= Problem to work on =
All of the lines below are to be transcribed faithfully, with pictures excluded from the copy.

━━━━━━━━━━━━━━━━━━━━━━━━━━━━━━

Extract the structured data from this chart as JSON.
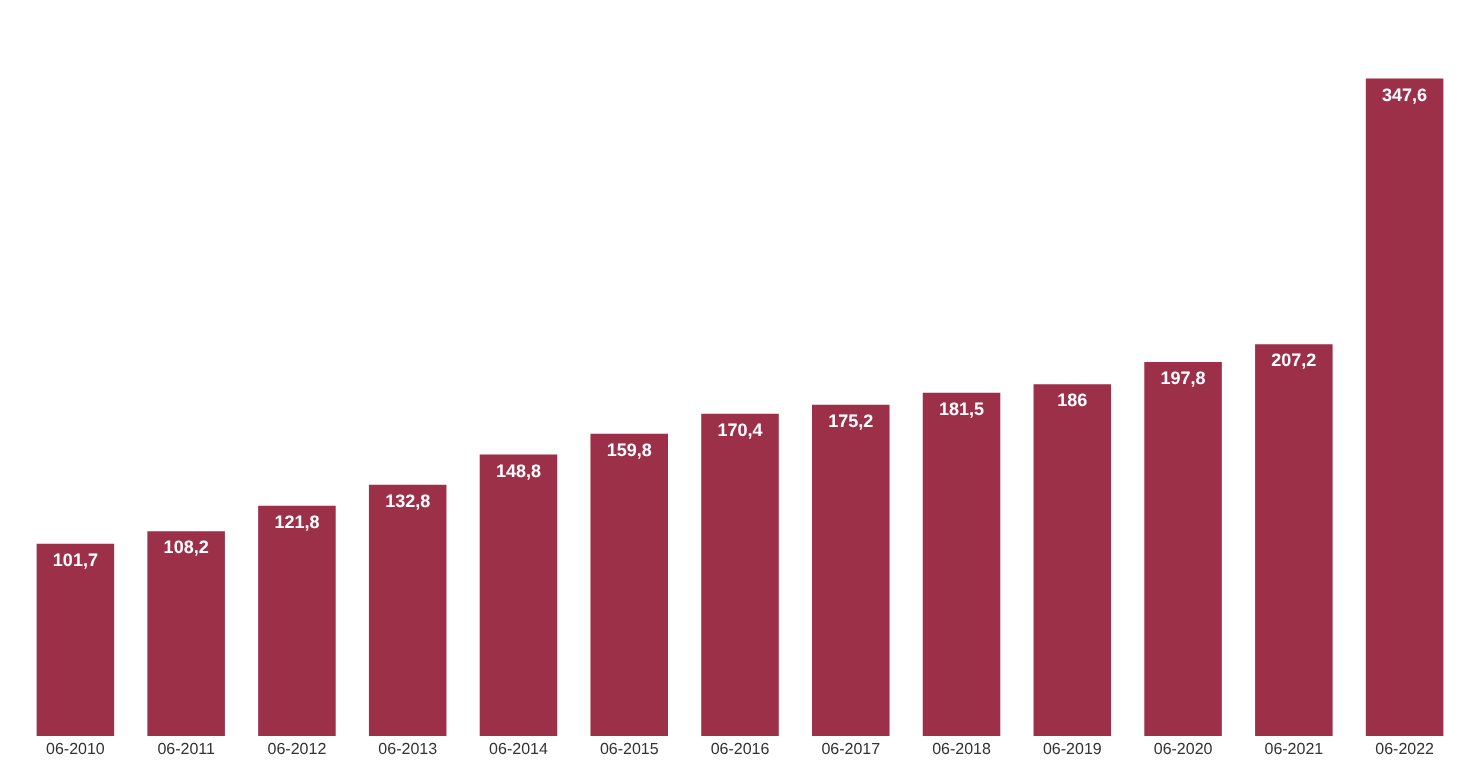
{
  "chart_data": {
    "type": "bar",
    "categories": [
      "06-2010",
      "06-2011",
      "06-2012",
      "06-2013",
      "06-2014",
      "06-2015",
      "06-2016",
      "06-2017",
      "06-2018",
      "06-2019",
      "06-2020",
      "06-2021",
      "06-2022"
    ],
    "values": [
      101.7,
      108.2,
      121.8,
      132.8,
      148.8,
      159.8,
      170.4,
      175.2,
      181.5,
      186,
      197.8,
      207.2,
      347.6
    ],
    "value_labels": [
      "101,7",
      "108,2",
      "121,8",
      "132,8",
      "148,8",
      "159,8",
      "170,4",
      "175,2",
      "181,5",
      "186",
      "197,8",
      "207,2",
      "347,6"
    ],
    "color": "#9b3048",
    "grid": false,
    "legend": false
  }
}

━━━━━━━━━━━━━━━━━━━━━━━━━━━━━━

= Result =
Extract the structured data from this chart as JSON.
{
  "chart_data": {
    "type": "bar",
    "categories": [
      "06-2010",
      "06-2011",
      "06-2012",
      "06-2013",
      "06-2014",
      "06-2015",
      "06-2016",
      "06-2017",
      "06-2018",
      "06-2019",
      "06-2020",
      "06-2021",
      "06-2022"
    ],
    "values": [
      101.7,
      108.2,
      121.8,
      132.8,
      148.8,
      159.8,
      170.4,
      175.2,
      181.5,
      186,
      197.8,
      207.2,
      347.6
    ],
    "value_labels": [
      "101,7",
      "108,2",
      "121,8",
      "132,8",
      "148,8",
      "159,8",
      "170,4",
      "175,2",
      "181,5",
      "186",
      "197,8",
      "207,2",
      "347,6"
    ],
    "color": "#9b3048",
    "grid": false,
    "legend": false
  }
}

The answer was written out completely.